# [Stated task]
Reading the listing below, count the lines that contain the word "GrossSales" and give that count alone.

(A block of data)
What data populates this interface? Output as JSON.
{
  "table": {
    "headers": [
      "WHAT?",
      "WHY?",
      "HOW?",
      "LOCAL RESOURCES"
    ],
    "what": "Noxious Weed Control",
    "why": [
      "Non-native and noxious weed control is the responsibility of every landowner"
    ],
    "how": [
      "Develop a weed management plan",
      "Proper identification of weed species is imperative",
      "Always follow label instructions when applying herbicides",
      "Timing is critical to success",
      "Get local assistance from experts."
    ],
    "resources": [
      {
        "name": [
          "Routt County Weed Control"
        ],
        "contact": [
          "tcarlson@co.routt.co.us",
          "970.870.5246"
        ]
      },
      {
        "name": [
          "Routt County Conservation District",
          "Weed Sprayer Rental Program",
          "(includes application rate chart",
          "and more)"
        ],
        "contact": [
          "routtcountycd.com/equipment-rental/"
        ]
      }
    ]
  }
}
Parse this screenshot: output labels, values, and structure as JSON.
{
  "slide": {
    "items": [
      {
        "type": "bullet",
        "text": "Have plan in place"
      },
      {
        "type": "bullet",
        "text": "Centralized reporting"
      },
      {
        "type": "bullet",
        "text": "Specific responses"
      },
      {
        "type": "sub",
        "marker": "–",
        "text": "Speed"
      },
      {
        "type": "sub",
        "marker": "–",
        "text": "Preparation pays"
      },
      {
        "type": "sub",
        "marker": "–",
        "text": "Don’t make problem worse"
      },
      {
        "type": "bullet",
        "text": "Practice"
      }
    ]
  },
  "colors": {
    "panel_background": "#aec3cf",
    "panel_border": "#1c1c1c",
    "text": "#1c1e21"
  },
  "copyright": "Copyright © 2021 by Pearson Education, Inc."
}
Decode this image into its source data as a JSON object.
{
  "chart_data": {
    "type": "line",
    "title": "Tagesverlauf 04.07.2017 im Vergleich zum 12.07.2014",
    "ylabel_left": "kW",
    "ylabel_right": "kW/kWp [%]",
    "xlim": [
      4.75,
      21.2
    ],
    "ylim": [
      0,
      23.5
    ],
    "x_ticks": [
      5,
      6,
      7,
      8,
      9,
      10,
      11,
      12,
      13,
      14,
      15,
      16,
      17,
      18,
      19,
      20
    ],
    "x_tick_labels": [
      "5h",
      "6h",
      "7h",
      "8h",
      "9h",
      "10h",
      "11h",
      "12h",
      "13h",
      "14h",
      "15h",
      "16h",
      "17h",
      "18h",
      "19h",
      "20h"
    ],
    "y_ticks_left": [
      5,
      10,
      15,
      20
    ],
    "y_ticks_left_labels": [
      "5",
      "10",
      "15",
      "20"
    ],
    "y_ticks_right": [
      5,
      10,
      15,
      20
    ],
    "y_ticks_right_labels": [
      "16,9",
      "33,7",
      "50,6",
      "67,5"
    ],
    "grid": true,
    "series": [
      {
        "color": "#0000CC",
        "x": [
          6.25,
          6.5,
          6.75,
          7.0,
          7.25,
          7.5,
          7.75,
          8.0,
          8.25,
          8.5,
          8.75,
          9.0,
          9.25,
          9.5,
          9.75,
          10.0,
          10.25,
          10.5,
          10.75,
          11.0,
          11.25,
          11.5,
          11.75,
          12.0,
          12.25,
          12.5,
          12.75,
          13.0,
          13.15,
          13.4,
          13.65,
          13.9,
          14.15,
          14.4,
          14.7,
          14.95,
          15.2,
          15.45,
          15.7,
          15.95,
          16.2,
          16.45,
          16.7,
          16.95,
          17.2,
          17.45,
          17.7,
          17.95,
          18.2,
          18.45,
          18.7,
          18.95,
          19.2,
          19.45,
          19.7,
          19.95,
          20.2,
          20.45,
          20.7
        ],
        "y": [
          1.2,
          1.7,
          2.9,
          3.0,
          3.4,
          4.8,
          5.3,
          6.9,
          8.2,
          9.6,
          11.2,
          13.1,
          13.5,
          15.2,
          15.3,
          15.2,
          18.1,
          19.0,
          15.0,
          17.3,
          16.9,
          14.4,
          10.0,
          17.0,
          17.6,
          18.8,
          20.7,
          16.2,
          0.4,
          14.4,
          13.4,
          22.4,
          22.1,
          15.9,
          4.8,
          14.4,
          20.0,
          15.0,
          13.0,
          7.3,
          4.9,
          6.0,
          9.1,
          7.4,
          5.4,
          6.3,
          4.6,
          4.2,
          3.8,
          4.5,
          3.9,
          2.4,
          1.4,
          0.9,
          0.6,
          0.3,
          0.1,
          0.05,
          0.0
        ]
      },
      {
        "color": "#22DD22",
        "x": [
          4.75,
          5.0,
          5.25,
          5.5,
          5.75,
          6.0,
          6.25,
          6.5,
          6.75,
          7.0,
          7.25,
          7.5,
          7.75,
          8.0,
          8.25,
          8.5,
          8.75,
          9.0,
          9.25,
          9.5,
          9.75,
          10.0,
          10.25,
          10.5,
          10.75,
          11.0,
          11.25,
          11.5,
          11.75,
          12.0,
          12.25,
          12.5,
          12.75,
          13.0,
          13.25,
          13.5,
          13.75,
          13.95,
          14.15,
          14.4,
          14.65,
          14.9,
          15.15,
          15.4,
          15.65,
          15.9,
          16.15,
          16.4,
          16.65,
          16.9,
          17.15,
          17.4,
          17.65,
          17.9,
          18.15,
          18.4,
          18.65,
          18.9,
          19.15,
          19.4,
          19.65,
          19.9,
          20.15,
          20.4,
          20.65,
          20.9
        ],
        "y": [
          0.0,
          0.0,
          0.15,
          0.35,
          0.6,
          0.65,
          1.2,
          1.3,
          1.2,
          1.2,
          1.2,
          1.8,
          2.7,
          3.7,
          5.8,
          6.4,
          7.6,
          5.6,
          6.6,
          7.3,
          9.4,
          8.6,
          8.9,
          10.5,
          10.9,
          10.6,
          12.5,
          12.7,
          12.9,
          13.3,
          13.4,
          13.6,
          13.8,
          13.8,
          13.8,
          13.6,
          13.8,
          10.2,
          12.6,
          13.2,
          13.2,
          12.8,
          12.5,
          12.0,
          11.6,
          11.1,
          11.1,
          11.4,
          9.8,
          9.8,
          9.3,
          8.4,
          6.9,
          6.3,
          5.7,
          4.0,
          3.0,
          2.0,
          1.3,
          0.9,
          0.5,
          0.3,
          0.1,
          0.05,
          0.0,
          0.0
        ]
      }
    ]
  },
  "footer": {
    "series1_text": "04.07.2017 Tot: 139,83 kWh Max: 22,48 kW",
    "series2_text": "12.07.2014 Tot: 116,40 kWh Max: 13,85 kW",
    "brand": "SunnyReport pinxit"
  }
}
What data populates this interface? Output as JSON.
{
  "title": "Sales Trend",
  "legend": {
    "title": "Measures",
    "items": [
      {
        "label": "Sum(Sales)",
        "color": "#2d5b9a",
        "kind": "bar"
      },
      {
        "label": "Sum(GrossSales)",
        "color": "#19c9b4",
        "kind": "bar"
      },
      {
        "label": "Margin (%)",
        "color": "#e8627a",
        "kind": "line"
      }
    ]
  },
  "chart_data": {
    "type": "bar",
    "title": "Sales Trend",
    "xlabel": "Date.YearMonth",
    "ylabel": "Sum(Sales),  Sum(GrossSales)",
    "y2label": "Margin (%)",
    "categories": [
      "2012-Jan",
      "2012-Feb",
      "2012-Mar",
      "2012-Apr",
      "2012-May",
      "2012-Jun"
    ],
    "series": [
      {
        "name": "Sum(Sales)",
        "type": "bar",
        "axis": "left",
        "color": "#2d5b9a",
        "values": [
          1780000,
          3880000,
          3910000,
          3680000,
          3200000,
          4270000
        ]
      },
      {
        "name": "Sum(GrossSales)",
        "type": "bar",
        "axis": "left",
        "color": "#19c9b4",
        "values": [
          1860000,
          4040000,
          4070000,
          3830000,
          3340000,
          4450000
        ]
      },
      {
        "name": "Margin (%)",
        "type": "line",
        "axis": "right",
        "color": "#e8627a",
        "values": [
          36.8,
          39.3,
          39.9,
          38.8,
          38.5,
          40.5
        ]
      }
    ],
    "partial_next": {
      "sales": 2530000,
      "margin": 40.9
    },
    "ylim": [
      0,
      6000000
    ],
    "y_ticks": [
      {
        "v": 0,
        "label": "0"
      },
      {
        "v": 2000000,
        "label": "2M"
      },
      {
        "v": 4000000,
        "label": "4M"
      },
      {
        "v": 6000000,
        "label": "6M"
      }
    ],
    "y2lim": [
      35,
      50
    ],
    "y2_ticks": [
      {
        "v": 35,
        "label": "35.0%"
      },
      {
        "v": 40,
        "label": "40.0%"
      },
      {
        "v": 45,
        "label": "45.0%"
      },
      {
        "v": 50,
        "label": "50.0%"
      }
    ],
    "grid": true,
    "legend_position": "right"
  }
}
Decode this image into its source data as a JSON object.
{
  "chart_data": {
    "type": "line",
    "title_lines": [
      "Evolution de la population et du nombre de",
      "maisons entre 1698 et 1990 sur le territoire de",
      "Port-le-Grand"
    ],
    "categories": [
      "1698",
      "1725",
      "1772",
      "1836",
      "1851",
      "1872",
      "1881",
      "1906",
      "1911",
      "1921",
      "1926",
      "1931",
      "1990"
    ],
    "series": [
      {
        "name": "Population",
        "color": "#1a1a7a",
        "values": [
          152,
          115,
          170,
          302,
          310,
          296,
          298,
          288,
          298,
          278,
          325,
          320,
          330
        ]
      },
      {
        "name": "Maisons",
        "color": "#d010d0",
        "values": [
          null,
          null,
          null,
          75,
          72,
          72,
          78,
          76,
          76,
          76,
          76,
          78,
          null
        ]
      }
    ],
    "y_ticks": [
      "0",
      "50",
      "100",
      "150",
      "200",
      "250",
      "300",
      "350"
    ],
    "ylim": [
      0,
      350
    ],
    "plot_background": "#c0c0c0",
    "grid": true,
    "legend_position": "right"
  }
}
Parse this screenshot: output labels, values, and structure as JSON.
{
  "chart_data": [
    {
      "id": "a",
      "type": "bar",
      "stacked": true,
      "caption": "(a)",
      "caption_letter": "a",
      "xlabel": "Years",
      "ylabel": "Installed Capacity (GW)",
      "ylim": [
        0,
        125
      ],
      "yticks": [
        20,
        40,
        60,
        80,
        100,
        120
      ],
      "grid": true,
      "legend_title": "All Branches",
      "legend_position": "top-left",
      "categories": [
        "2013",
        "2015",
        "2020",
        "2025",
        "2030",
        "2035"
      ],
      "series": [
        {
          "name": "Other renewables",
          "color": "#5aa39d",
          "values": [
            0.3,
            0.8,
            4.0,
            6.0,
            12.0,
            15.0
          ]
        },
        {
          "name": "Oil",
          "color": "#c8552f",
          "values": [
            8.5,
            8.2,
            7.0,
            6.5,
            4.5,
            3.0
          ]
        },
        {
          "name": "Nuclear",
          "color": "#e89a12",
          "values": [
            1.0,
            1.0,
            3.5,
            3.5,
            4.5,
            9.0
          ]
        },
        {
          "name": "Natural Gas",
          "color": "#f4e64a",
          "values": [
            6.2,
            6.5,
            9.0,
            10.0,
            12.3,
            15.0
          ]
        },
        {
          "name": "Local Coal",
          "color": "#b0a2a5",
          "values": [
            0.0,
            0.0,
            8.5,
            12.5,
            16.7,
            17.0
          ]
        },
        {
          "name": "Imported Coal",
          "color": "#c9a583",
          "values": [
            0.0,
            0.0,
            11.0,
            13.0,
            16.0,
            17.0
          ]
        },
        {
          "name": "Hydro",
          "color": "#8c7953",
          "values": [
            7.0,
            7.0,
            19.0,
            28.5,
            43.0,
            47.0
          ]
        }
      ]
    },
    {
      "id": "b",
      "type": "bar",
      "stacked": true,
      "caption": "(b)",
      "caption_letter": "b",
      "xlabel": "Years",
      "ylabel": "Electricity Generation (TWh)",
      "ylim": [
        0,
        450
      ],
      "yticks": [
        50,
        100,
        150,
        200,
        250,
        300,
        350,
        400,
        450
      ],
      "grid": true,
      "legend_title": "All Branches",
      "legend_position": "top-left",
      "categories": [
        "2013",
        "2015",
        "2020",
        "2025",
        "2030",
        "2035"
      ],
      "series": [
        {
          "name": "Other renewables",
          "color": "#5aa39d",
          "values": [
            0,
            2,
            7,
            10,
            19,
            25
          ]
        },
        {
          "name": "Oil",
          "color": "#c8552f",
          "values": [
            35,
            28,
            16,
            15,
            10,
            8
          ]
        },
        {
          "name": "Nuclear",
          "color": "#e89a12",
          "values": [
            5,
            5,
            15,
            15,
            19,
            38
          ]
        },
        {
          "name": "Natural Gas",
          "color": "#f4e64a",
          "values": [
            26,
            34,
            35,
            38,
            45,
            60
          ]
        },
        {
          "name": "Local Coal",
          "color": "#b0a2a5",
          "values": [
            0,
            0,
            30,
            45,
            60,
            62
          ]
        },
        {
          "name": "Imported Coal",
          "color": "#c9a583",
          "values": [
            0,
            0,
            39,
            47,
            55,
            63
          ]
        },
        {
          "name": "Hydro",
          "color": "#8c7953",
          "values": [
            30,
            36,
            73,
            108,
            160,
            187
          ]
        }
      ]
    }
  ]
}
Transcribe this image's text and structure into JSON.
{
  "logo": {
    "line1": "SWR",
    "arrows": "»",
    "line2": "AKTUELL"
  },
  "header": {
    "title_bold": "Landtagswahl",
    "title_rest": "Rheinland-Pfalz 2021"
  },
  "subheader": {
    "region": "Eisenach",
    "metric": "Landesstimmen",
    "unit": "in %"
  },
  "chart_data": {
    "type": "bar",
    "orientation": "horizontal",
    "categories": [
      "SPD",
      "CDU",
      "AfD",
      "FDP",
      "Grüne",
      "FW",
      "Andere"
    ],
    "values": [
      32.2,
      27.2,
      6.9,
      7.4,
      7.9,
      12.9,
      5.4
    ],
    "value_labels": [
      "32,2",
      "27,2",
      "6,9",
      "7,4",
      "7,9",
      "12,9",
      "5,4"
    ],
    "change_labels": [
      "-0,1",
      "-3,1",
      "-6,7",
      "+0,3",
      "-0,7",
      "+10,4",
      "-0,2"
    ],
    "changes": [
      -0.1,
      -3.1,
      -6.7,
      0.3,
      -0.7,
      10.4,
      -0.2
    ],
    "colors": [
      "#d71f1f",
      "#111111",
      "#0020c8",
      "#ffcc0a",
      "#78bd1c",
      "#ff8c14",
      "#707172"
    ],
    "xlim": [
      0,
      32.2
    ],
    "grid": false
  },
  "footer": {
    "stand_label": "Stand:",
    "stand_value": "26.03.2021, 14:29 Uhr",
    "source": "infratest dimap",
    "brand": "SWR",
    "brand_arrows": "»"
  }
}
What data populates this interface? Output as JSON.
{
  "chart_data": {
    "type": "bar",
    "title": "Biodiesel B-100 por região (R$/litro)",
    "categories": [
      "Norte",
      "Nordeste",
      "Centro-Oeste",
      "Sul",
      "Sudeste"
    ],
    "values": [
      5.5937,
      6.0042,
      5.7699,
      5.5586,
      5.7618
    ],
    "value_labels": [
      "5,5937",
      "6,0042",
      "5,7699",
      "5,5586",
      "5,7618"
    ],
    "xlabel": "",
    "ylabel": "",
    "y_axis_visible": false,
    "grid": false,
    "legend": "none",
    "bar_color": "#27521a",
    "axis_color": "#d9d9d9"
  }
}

# [Answer to this exercise]
3